YOUR TASK >>
Examine the material below. Gather every line in which the string "Frontal" appears.

Stored data
◆ ◆ ◆ ◆ ◆ ◆ ◆

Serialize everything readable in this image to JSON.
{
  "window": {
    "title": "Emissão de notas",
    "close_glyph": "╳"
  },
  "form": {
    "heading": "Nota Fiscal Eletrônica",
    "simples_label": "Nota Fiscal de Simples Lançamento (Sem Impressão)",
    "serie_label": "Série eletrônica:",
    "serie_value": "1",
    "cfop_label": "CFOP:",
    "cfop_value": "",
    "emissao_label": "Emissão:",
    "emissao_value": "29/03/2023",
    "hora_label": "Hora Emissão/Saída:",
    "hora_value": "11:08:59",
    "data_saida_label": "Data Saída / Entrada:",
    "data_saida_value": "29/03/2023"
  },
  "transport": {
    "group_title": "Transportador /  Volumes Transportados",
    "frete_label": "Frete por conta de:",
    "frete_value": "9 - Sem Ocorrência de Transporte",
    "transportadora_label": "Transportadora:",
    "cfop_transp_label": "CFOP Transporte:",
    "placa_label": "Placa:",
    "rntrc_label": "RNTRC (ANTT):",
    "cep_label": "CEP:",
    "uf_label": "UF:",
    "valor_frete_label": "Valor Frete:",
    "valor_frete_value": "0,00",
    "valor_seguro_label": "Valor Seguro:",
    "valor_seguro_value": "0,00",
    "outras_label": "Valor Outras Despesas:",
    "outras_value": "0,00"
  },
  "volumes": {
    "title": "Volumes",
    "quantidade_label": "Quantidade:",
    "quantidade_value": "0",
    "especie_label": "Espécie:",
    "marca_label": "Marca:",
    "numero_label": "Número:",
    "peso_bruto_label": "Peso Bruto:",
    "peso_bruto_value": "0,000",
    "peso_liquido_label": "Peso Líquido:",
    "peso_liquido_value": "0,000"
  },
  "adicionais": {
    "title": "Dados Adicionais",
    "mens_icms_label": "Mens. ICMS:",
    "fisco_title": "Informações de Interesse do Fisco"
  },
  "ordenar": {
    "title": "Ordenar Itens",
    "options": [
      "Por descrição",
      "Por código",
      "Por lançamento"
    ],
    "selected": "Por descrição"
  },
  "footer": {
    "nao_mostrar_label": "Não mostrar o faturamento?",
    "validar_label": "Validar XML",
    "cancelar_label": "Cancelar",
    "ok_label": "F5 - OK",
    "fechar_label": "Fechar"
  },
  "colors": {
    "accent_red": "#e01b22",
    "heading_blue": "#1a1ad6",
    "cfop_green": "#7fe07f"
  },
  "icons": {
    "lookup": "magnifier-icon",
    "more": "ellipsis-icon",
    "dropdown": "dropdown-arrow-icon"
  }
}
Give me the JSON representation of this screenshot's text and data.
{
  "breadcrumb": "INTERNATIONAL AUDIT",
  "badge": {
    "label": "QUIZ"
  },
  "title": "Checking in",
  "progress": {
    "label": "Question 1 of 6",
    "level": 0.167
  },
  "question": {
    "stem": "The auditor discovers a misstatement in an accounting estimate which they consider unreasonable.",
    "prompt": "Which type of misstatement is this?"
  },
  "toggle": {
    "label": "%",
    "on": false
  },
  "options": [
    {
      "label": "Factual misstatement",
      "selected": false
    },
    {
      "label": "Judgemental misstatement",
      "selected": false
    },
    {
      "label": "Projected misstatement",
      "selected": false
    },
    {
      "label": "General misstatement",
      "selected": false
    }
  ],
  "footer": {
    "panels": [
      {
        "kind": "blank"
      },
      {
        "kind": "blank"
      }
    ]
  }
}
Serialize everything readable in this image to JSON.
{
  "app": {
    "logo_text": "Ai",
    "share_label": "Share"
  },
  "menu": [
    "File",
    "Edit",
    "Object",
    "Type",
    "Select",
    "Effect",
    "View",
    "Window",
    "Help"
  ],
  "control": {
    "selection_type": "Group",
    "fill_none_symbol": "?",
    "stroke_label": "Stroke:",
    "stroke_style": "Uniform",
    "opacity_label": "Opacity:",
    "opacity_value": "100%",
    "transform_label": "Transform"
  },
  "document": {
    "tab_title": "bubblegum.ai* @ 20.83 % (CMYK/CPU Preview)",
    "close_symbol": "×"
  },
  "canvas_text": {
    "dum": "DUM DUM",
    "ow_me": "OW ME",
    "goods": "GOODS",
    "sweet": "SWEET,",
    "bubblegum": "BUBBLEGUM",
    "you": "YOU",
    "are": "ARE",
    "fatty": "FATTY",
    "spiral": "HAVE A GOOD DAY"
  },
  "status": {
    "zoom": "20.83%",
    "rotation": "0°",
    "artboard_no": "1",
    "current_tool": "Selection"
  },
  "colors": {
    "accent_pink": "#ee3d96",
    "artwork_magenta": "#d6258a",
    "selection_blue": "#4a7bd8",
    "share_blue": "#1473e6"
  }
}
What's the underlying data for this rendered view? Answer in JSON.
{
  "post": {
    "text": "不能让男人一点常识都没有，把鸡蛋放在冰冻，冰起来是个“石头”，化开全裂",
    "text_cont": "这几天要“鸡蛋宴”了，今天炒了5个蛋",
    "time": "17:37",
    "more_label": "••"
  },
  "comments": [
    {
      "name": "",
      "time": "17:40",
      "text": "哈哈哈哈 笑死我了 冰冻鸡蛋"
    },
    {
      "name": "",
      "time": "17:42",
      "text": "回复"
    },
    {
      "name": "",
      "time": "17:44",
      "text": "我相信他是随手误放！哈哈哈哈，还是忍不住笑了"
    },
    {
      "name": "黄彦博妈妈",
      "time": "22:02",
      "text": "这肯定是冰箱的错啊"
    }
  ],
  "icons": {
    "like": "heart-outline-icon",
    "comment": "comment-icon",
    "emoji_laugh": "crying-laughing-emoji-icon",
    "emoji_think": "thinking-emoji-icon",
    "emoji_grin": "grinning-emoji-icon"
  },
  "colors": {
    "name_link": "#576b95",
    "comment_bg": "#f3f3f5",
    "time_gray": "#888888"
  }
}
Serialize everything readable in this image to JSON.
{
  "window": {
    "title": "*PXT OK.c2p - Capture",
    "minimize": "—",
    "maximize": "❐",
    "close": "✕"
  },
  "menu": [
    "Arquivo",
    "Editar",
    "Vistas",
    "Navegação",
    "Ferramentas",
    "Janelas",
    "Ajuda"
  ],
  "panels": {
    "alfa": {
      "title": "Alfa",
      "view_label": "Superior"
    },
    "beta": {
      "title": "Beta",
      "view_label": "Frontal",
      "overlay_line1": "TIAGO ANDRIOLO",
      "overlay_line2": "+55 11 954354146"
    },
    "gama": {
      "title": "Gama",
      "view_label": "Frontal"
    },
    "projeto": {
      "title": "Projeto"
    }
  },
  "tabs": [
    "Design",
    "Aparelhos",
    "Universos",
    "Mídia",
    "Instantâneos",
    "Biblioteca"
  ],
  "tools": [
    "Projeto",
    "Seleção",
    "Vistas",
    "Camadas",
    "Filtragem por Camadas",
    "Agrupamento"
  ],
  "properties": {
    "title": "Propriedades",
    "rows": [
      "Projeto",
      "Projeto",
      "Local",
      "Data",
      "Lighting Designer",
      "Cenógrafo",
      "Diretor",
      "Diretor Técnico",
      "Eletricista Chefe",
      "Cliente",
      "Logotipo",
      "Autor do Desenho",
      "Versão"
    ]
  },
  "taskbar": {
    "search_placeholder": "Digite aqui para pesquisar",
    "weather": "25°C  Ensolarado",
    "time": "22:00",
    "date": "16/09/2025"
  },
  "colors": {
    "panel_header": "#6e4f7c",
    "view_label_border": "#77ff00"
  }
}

◆ ◆ ◆ ◆ ◆ ◆ ◆

ANSWER TO THE EXERCISE >>
      "view_label": "Frontal",
      "view_label": "Frontal"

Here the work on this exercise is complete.